==== The data

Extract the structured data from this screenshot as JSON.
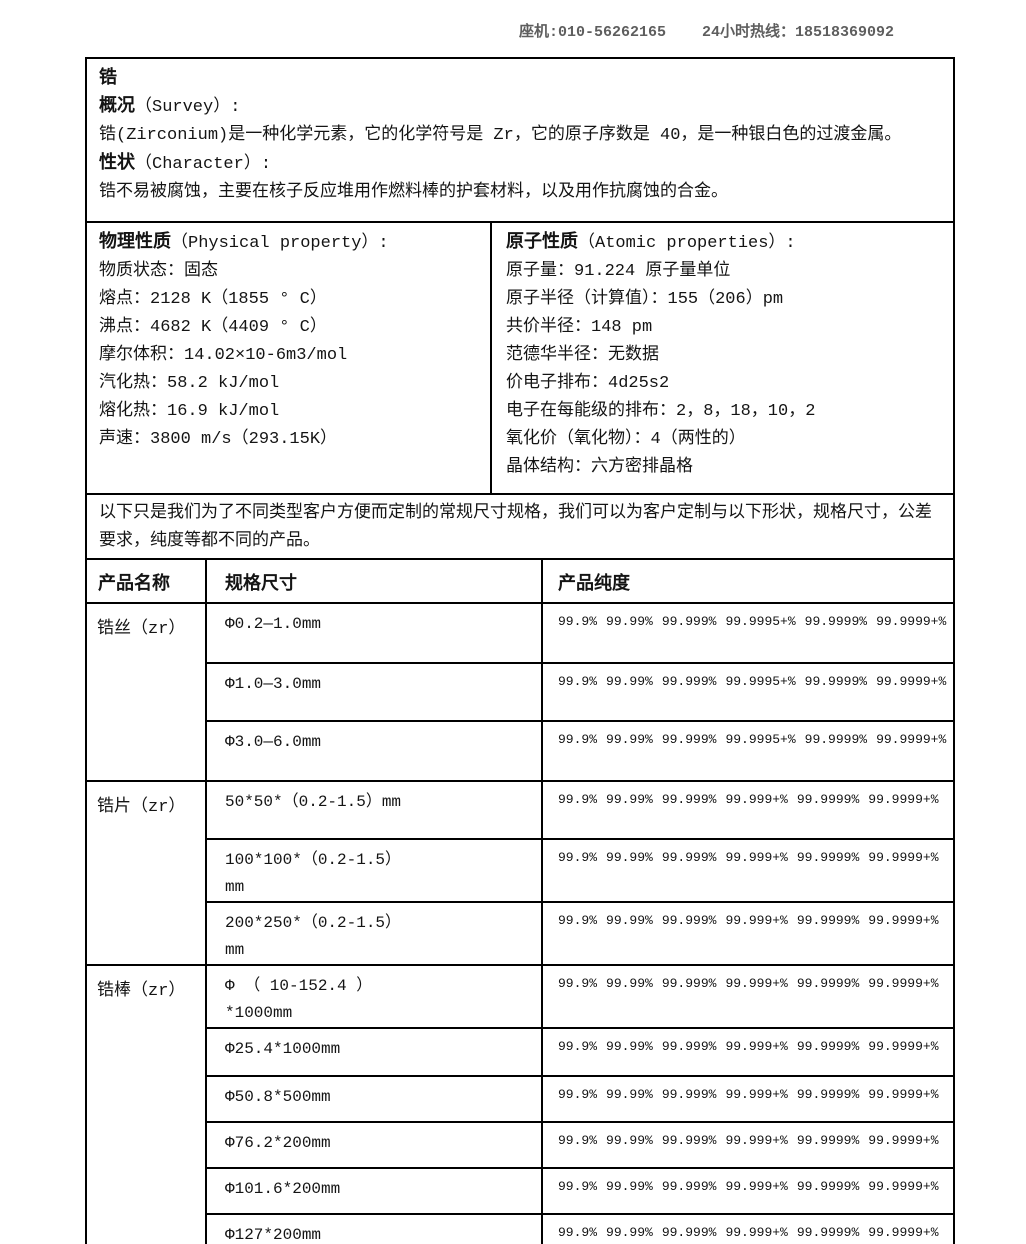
{
  "colors": {
    "text": "#141414",
    "border": "#000000",
    "phone_text": "#5e5e5e",
    "background": "#ffffff"
  },
  "header": {
    "phone_line": "座机:010-56262165    24小时热线：18518369092"
  },
  "intro": {
    "title": "锆",
    "survey_label_zh": "概况",
    "survey_label_en": "（Survey）:",
    "survey_text": "锆(Zirconium)是一种化学元素，它的化学符号是 Zr，它的原子序数是 40，是一种银白色的过渡金属。",
    "character_label_zh": "性状",
    "character_label_en": "（Character）:",
    "character_text": "锆不易被腐蚀，主要在核子反应堆用作燃料棒的护套材料，以及用作抗腐蚀的合金。"
  },
  "physical": {
    "title_zh": "物理性质",
    "title_en": "（Physical property）:",
    "lines": [
      "物质状态：固态",
      "熔点：2128 K（1855 ° C）",
      "沸点：4682 K（4409 ° C）",
      "摩尔体积：14.02×10-6m3/mol",
      "汽化热：58.2 kJ/mol",
      "熔化热：16.9 kJ/mol",
      "声速：3800 m/s（293.15K）"
    ]
  },
  "atomic": {
    "title_zh": "原子性质",
    "title_en": "（Atomic properties）:",
    "lines": [
      "原子量：91.224 原子量单位",
      "原子半径（计算值）：155（206）pm",
      "共价半径：148 pm",
      "范德华半径：无数据",
      "价电子排布：4d25s2",
      "电子在每能级的排布：2，8，18，10，2",
      "氧化价（氧化物）：4（两性的）",
      "晶体结构：六方密排晶格"
    ]
  },
  "note": {
    "text": "以下只是我们为了不同类型客户方便而定制的常规尺寸规格，我们可以为客户定制与以下形状，规格尺寸，公差要求，纯度等都不同的产品。"
  },
  "products": {
    "headers": {
      "name": "产品名称",
      "spec": "规格尺寸",
      "purity": "产品纯度"
    },
    "groups": [
      {
        "name": "锆丝（zr）",
        "rows": [
          {
            "spec": "Φ0.2—1.0mm",
            "purity": [
              "99.9%",
              "99.99%",
              "99.999%",
              "99.9995+%",
              "99.9999%",
              "99.9999+%"
            ]
          },
          {
            "spec": "Φ1.0—3.0mm",
            "purity": [
              "99.9%",
              "99.99%",
              "99.999%",
              "99.9995+%",
              "99.9999%",
              "99.9999+%"
            ]
          },
          {
            "spec": "Φ3.0—6.0mm",
            "purity": [
              "99.9%",
              "99.99%",
              "99.999%",
              "99.9995+%",
              "99.9999%",
              "99.9999+%"
            ]
          }
        ]
      },
      {
        "name": "锆片（zr）",
        "rows": [
          {
            "spec": "50*50*（0.2-1.5）mm",
            "purity": [
              "99.9%",
              "99.99%",
              "99.999%",
              "99.999+%",
              "99.9999%",
              "99.9999+%"
            ]
          },
          {
            "spec": "100*100*（0.2-1.5）\nmm",
            "purity": [
              "99.9%",
              "99.99%",
              "99.999%",
              "99.999+%",
              "99.9999%",
              "99.9999+%"
            ]
          },
          {
            "spec": "200*250*（0.2-1.5）\nmm",
            "purity": [
              "99.9%",
              "99.99%",
              "99.999%",
              "99.999+%",
              "99.9999%",
              "99.9999+%"
            ]
          }
        ]
      },
      {
        "name": "锆棒（zr）",
        "rows": [
          {
            "spec": "Φ （ 10-152.4 ）\n*1000mm",
            "purity": [
              "99.9%",
              "99.99%",
              "99.999%",
              "99.999+%",
              "99.9999%",
              "99.9999+%"
            ]
          },
          {
            "spec": "Φ25.4*1000mm",
            "purity": [
              "99.9%",
              "99.99%",
              "99.999%",
              "99.999+%",
              "99.9999%",
              "99.9999+%"
            ]
          },
          {
            "spec": "Φ50.8*500mm",
            "purity": [
              "99.9%",
              "99.99%",
              "99.999%",
              "99.999+%",
              "99.9999%",
              "99.9999+%"
            ]
          },
          {
            "spec": "Φ76.2*200mm",
            "purity": [
              "99.9%",
              "99.99%",
              "99.999%",
              "99.999+%",
              "99.9999%",
              "99.9999+%"
            ]
          },
          {
            "spec": "Φ101.6*200mm",
            "purity": [
              "99.9%",
              "99.99%",
              "99.999%",
              "99.999+%",
              "99.9999%",
              "99.9999+%"
            ]
          },
          {
            "spec": "Φ127*200mm",
            "purity": [
              "99.9%",
              "99.99%",
              "99.999%",
              "99.999+%",
              "99.9999%",
              "99.9999+%"
            ]
          }
        ]
      }
    ]
  }
}
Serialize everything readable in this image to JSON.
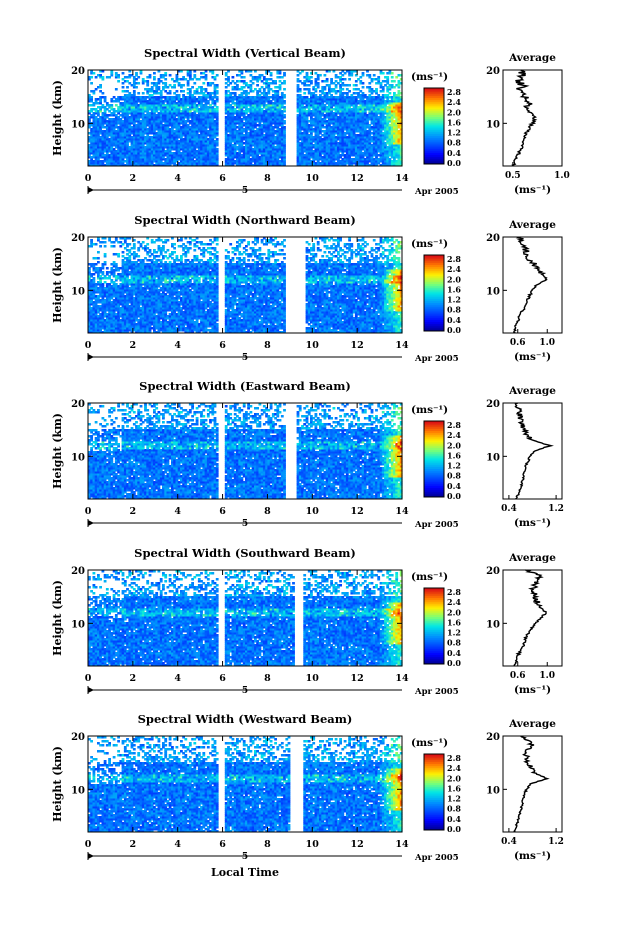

========

Gather each line from the entries above that includes the word "规格尺寸".

    "text": "以下只是我们为了不同类型客户方便而定制的常规尺寸规格，我们可以为客户定制与以下形状，规格尺寸，公差要求，纯度等都不同的产品。"
      "spec": "规格尺寸",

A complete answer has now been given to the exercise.